## [Short task]
Omit all images. Transcribe the rest of the material below exactly.

::: Excerpted records :::

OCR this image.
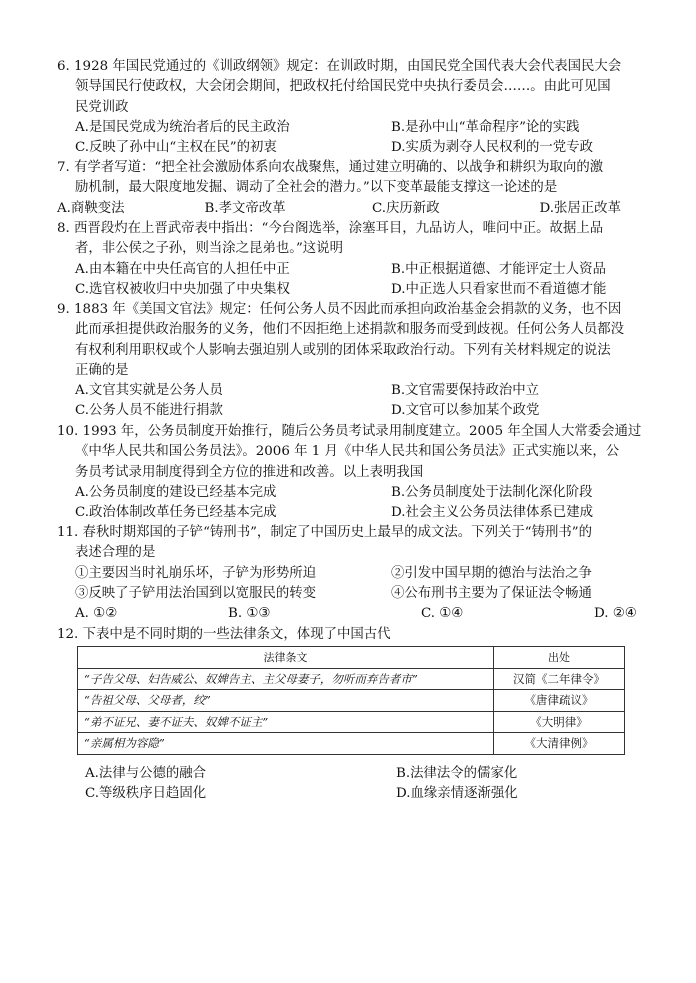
6. 1928 年国民党通过的《训政纲领》规定：在训政时期，由国民党全国代表大会代表国民大会
领导国民行使政权，大会闭会期间，把政权托付给国民党中央执行委员会……。由此可见国
民党训政
A.是国民党成为统治者后的民主政治	B.是孙中山“革命程序”论的实践
C.反映了孙中山“主权在民”的初衷	D.实质为剥夺人民权利的一党专政
7. 有学者写道：“把全社会激励体系向农战聚焦，通过建立明确的、以战争和耕织为取向的激
励机制，最大限度地发掘、调动了全社会的潜力。”以下变革最能支撑这一论述的是
A.商鞅变法	B.孝文帝改革	C.庆历新政	D.张居正改革
8. 西晋段灼在上晋武帝表中指出：“今台阁选举，涂塞耳目，九品访人，唯问中正。故据上品
者，非公侯之子孙，则当涂之昆弟也。”这说明
A.由本籍在中央任高官的人担任中正	B.中正根据道德、才能评定士人资品
C.选官权被收归中央加强了中央集权	D.中正选人只看家世而不看道德才能
9. 1883 年《美国文官法》规定：任何公务人员不因此而承担向政治基金会捐款的义务，也不因
此而承担提供政治服务的义务，他们不因拒绝上述捐款和服务而受到歧视。任何公务人员都没
有权利利用职权或个人影响去强迫别人或别的团体采取政治行动。下列有关材料规定的说法
正确的是
A.文官其实就是公务人员	B.文官需要保持政治中立
C.公务人员不能进行捐款	D.文官可以参加某个政党
10. 1993 年，公务员制度开始推行，随后公务员考试录用制度建立。2005 年全国人大常委会通过
《中华人民共和国公务员法》。2006 年 1 月《中华人民共和国公务员法》正式实施以来，公
务员考试录用制度得到全方位的推进和改善。以上表明我国
A.公务员制度的建设已经基本完成	B.公务员制度处于法制化深化阶段
C.政治体制改革任务已经基本完成	D.社会主义公务员法律体系已建成
11. 春秋时期郑国的子铲“铸刑书”，制定了中国历史上最早的成文法。下列关于“铸刑书”的
表述合理的是
①主要因当时礼崩乐坏，子铲为形势所迫	②引发中国早期的德治与法治之争
③反映了子铲用法治国到以宽服民的转变	④公布刑书主要为了保证法令畅通
A. ①②	B. ①③	C. ①④	D. ②④
12. 下表中是不同时期的一些法律条文，体现了中国古代
法律条文	出处
“子告父母、妇告威公、奴婢告主、主父母妻子，勿听而弃告者市”	汉简《二年律令》
“告祖父母、父母者，绞”	《唐律疏议》
“弟不证兄、妻不证夫、奴婢不证主”	《大明律》
“亲属相为容隐”	《大清律例》
A.法律与公德的融合	B.法律法令的儒家化
C.等级秩序日趋固化	D.血缘亲情逐渐强化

:::

## [Full output]
OCR this image.
6. 1928 年国民党通过的《训政纲领》规定：在训政时期，由国民党全国代表大会代表国民大会
领导国民行使政权，大会闭会期间，把政权托付给国民党中央执行委员会……。由此可见国
民党训政
A.是国民党成为统治者后的民主政治	B.是孙中山“革命程序”论的实践
C.反映了孙中山“主权在民”的初衷	D.实质为剥夺人民权利的一党专政
7. 有学者写道：“把全社会激励体系向农战聚焦，通过建立明确的、以战争和耕织为取向的激
励机制，最大限度地发掘、调动了全社会的潜力。”以下变革最能支撑这一论述的是
A.商鞅变法	B.孝文帝改革	C.庆历新政	D.张居正改革
8. 西晋段灼在上晋武帝表中指出：“今台阁选举，涂塞耳目，九品访人，唯问中正。故据上品
者，非公侯之子孙，则当涂之昆弟也。”这说明
A.由本籍在中央任高官的人担任中正	B.中正根据道德、才能评定士人资品
C.选官权被收归中央加强了中央集权	D.中正选人只看家世而不看道德才能
9. 1883 年《美国文官法》规定：任何公务人员不因此而承担向政治基金会捐款的义务，也不因
此而承担提供政治服务的义务，他们不因拒绝上述捐款和服务而受到歧视。任何公务人员都没
有权利利用职权或个人影响去强迫别人或别的团体采取政治行动。下列有关材料规定的说法
正确的是
A.文官其实就是公务人员	B.文官需要保持政治中立
C.公务人员不能进行捐款	D.文官可以参加某个政党
10. 1993 年，公务员制度开始推行，随后公务员考试录用制度建立。2005 年全国人大常委会通过
《中华人民共和国公务员法》。2006 年 1 月《中华人民共和国公务员法》正式实施以来，公
务员考试录用制度得到全方位的推进和改善。以上表明我国
A.公务员制度的建设已经基本完成	B.公务员制度处于法制化深化阶段
C.政治体制改革任务已经基本完成	D.社会主义公务员法律体系已建成
11. 春秋时期郑国的子铲“铸刑书”，制定了中国历史上最早的成文法。下列关于“铸刑书”的
表述合理的是
①主要因当时礼崩乐坏，子铲为形势所迫	②引发中国早期的德治与法治之争
③反映了子铲用法治国到以宽服民的转变	④公布刑书主要为了保证法令畅通
A. ①②	B. ①③	C. ①④	D. ②④
12. 下表中是不同时期的一些法律条文，体现了中国古代
法律条文	出处
“子告父母、妇告威公、奴婢告主、主父母妻子，勿听而弃告者市”	汉简《二年律令》
“告祖父母、父母者，绞”	《唐律疏议》
“弟不证兄、妻不证夫、奴婢不证主”	《大明律》
“亲属相为容隐”	《大清律例》
A.法律与公德的融合	B.法律法令的儒家化
C.等级秩序日趋固化	D.血缘亲情逐渐强化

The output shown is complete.